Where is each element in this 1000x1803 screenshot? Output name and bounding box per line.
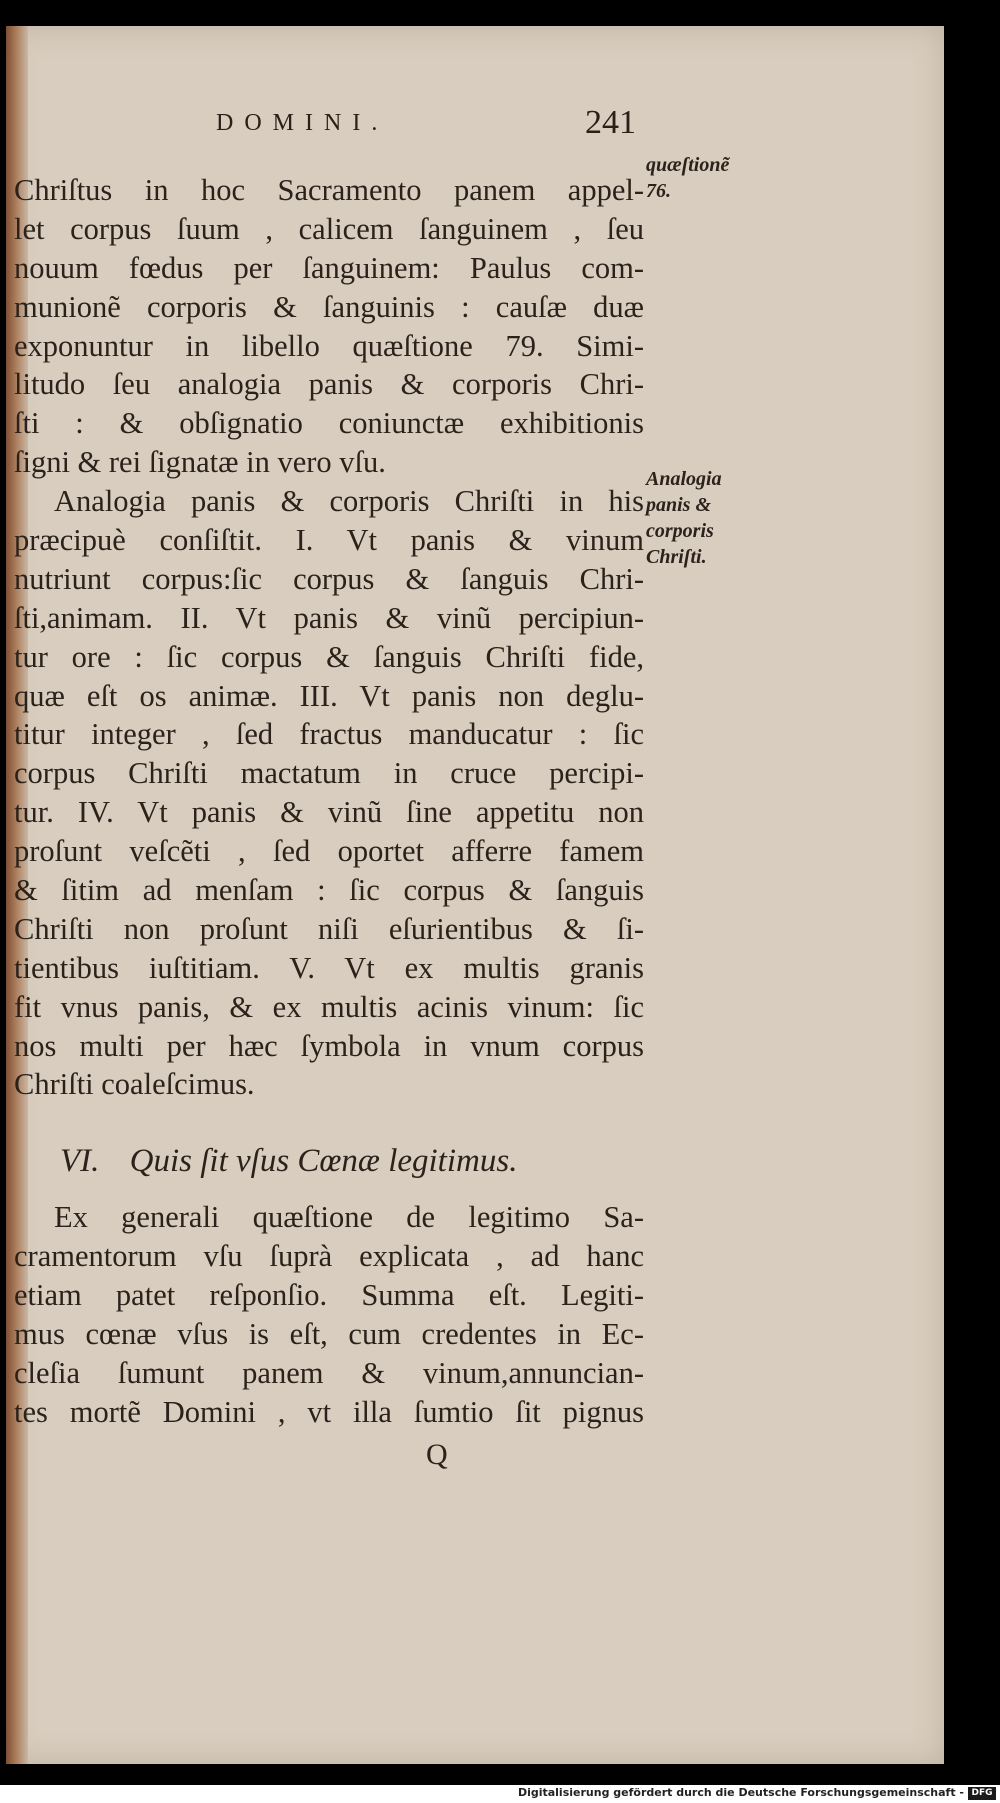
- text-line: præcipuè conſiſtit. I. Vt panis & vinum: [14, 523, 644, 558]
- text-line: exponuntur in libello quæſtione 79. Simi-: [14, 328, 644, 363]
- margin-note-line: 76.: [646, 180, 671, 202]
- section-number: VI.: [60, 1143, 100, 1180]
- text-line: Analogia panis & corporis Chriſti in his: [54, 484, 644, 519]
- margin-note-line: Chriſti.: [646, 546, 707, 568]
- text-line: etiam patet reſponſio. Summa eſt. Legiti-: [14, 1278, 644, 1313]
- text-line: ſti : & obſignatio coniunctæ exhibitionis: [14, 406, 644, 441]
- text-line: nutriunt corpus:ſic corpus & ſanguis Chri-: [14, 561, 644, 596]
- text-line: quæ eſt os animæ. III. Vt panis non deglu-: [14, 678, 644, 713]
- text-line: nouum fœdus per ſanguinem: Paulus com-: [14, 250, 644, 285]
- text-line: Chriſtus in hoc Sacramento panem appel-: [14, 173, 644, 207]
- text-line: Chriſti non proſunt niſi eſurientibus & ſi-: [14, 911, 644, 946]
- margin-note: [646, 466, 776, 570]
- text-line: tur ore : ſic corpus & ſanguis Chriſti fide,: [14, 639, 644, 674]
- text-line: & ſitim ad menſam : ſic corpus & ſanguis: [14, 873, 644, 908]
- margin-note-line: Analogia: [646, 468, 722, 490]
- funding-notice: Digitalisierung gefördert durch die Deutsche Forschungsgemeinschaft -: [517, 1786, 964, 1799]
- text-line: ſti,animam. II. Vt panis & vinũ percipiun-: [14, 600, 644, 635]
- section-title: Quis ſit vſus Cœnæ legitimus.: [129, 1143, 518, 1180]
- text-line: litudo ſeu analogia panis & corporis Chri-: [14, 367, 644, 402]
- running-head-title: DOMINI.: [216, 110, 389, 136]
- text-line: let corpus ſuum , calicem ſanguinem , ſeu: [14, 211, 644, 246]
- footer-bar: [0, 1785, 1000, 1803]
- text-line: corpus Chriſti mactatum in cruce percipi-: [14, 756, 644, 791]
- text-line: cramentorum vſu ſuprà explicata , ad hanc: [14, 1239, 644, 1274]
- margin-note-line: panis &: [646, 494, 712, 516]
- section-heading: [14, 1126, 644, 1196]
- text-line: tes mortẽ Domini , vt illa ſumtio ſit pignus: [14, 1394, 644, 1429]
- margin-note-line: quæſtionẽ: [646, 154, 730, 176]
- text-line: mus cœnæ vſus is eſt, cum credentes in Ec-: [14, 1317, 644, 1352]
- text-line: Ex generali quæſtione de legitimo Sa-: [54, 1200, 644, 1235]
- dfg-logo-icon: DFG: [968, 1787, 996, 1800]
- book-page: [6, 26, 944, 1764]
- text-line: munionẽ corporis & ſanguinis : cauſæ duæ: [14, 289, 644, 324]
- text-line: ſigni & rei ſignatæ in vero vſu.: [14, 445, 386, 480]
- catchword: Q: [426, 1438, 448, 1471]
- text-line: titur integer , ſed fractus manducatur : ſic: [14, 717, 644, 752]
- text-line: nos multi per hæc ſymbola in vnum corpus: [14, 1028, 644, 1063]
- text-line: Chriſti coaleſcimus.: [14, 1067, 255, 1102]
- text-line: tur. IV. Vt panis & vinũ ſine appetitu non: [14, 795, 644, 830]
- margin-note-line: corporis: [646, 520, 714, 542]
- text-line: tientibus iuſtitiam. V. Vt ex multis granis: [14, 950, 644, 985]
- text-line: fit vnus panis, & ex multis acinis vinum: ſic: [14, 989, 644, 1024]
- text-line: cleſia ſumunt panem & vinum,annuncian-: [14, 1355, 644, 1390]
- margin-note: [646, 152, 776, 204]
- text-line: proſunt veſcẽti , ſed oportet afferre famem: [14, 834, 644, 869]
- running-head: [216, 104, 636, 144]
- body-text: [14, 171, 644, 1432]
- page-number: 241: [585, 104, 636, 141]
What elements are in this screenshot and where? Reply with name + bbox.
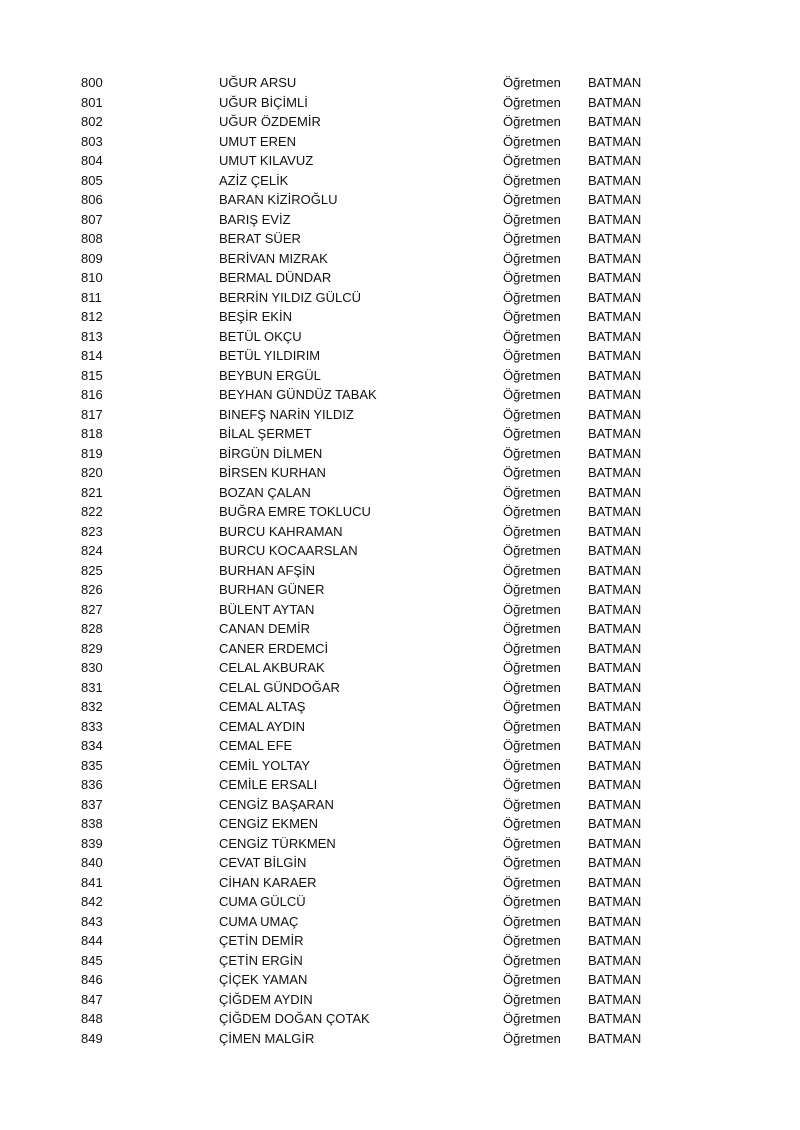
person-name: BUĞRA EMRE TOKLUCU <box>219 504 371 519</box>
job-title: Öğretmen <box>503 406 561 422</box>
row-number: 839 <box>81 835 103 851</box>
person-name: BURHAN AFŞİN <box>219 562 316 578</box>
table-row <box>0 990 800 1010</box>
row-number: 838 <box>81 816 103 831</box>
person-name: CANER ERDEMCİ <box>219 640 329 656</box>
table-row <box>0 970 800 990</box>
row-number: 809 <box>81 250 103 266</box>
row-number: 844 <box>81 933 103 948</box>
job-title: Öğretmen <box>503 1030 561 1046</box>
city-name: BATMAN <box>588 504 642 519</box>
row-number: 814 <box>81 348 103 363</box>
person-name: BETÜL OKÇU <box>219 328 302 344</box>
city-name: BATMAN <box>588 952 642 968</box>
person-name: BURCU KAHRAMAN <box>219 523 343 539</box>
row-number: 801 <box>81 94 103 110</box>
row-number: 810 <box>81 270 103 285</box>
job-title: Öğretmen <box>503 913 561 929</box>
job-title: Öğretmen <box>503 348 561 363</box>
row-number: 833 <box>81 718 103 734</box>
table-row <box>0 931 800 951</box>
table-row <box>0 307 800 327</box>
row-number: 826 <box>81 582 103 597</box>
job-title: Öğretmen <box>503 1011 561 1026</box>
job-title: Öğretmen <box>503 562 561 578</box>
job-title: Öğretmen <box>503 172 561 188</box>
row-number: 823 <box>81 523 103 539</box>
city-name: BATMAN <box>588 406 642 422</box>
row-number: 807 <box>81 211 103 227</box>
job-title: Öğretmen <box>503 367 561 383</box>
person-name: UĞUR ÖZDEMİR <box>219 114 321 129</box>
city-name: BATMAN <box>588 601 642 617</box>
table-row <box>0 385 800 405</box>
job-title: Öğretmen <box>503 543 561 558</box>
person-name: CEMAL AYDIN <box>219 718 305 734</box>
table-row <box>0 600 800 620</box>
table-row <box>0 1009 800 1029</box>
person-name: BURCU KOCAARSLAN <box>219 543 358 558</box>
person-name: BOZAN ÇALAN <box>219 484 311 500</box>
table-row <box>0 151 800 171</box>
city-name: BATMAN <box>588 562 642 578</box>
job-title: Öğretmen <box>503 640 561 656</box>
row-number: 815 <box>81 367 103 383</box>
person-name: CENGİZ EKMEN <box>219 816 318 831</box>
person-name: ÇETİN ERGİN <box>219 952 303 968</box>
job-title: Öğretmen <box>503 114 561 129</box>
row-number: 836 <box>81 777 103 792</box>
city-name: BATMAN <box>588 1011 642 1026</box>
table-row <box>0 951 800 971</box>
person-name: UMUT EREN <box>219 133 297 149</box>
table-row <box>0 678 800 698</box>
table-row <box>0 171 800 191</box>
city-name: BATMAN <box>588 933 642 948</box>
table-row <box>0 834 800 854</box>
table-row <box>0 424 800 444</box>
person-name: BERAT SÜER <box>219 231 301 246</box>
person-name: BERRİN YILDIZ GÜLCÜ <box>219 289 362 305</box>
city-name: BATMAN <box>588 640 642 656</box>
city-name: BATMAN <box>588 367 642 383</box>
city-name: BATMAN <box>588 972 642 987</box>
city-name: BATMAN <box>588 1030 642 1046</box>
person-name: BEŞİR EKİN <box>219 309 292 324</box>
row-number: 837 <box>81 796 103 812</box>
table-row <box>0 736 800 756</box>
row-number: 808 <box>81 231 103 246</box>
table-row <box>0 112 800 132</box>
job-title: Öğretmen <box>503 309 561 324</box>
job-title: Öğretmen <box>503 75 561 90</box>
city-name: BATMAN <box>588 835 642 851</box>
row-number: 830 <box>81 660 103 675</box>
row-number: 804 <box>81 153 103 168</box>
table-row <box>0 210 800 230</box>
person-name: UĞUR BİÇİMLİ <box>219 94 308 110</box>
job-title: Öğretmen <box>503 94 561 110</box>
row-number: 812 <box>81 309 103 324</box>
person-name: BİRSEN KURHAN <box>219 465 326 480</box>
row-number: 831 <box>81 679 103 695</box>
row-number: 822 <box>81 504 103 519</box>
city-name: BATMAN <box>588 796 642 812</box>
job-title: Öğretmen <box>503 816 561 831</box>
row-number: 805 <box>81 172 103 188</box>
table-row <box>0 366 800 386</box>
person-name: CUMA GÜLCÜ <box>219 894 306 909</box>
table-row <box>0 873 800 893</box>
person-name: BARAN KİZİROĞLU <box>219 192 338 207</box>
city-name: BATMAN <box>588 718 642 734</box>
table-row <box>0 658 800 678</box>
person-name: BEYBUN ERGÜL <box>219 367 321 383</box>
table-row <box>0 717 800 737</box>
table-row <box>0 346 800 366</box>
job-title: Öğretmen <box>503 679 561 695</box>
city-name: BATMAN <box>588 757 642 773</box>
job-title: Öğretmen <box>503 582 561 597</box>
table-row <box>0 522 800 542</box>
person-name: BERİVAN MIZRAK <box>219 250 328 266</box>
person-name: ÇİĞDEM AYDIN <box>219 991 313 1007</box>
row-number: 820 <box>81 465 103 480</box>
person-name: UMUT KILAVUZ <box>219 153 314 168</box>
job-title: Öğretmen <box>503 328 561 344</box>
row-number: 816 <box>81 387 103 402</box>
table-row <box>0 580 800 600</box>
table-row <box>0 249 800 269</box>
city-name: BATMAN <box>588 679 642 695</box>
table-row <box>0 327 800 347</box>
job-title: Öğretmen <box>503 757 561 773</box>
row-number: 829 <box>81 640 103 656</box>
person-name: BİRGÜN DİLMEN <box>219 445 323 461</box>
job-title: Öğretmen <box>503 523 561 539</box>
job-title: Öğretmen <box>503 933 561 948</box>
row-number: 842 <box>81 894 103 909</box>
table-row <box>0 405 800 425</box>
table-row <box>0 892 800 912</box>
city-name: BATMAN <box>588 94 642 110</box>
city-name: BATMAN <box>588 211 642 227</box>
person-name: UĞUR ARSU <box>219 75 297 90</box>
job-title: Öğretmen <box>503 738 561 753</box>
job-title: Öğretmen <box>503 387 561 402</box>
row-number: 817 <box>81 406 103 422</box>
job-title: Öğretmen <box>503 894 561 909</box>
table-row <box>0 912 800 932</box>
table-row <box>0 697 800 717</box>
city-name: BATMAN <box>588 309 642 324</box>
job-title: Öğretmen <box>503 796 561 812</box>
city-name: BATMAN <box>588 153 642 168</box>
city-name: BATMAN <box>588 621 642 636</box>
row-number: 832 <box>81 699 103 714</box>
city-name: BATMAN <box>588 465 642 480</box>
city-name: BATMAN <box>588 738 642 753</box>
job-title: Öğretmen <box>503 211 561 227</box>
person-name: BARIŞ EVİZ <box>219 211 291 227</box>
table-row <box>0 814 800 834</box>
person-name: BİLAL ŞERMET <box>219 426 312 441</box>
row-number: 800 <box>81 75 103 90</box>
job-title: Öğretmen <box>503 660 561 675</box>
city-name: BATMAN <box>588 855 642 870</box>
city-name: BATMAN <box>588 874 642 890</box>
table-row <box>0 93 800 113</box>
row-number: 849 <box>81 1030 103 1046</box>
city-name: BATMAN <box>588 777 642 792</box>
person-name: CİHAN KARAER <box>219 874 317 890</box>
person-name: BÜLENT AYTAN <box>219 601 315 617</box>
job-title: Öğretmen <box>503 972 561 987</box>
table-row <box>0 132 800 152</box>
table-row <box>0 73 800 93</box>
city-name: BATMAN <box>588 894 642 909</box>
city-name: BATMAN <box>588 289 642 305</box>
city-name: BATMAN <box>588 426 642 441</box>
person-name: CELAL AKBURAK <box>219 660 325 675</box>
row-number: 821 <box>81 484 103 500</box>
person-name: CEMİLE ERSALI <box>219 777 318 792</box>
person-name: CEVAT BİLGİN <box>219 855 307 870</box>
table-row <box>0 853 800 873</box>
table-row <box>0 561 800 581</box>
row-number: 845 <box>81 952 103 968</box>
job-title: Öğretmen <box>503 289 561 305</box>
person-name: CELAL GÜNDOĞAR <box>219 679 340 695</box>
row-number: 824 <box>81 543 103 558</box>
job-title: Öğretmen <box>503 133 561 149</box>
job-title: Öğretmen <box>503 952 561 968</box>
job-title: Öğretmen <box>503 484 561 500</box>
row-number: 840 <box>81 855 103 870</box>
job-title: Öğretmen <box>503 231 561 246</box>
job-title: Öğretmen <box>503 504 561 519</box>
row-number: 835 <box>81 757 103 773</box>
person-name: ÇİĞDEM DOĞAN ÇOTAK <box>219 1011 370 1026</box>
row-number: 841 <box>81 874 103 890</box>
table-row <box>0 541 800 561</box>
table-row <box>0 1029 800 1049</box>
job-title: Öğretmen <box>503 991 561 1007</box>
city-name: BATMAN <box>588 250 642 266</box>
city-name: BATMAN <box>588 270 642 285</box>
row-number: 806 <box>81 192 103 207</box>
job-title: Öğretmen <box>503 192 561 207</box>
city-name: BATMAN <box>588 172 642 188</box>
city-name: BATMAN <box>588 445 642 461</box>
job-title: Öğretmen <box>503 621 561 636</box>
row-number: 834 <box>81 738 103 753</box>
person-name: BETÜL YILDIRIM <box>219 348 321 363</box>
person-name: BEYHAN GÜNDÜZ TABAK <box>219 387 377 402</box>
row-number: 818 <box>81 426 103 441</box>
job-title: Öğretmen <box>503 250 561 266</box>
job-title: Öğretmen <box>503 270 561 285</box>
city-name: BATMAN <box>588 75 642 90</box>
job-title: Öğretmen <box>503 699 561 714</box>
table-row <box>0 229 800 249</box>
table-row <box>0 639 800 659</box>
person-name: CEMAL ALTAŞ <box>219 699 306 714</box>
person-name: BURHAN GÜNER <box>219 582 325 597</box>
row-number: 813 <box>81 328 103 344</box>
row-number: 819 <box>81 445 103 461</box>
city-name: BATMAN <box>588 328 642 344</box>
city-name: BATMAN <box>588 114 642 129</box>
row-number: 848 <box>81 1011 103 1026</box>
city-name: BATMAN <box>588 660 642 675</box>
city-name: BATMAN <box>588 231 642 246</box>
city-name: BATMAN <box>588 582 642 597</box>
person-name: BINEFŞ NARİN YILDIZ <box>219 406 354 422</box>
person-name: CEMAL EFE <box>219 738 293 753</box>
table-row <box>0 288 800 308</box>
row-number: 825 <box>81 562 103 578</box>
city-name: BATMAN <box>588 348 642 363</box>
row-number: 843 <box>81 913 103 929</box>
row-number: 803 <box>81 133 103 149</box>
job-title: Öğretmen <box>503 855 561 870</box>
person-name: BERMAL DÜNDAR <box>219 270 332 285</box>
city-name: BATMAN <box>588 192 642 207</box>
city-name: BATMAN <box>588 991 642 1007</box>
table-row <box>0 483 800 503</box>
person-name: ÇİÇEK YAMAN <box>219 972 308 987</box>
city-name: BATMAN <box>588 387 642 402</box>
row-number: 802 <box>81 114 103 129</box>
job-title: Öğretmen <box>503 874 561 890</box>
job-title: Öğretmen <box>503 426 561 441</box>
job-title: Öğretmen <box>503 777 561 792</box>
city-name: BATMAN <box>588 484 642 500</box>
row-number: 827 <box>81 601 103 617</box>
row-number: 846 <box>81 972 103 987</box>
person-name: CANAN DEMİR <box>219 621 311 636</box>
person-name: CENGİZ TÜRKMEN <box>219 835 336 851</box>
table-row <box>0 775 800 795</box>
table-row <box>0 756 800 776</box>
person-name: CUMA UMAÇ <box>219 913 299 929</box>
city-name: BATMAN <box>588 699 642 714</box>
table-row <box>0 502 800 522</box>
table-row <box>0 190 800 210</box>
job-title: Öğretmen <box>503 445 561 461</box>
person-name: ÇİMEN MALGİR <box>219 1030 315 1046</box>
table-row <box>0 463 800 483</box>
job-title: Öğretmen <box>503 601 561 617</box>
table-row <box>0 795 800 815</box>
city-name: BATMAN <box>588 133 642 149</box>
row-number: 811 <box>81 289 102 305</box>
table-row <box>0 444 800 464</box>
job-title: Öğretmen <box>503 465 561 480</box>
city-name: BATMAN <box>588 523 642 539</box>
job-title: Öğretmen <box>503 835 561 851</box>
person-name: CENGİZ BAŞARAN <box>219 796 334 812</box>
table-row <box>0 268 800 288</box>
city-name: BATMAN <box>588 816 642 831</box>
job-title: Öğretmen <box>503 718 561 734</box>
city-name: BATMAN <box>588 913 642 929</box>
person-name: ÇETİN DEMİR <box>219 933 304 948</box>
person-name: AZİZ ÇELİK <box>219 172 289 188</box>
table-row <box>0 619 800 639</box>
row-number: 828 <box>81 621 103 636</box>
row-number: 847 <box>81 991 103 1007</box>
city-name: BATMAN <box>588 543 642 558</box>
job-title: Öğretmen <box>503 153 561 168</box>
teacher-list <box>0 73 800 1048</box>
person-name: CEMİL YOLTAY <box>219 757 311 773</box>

__PROMPT__
Reproduce the part of the records that opens with the line containing "person-name: BUĞRA EMRE" and closes with the line containing "job-title: Öğretmen <box>503 1030", changing "job-title" to "position" and leaving everything else unchanged.

__PROBLEM SOLUTION__
person-name: BUĞRA EMRE TOKLUCU <box>219 504 371 519</box>
position: Öğretmen <box>503 406 561 422</box>
row-number: 839 <box>81 835 103 851</box>
person-name: BURHAN AFŞİN <box>219 562 316 578</box>
table-row <box>0 990 800 1010</box>
row-number: 838 <box>81 816 103 831</box>
person-name: CANER ERDEMCİ <box>219 640 329 656</box>
table-row <box>0 970 800 990</box>
row-number: 809 <box>81 250 103 266</box>
row-number: 844 <box>81 933 103 948</box>
position: Öğretmen <box>503 1030 561 1046</box>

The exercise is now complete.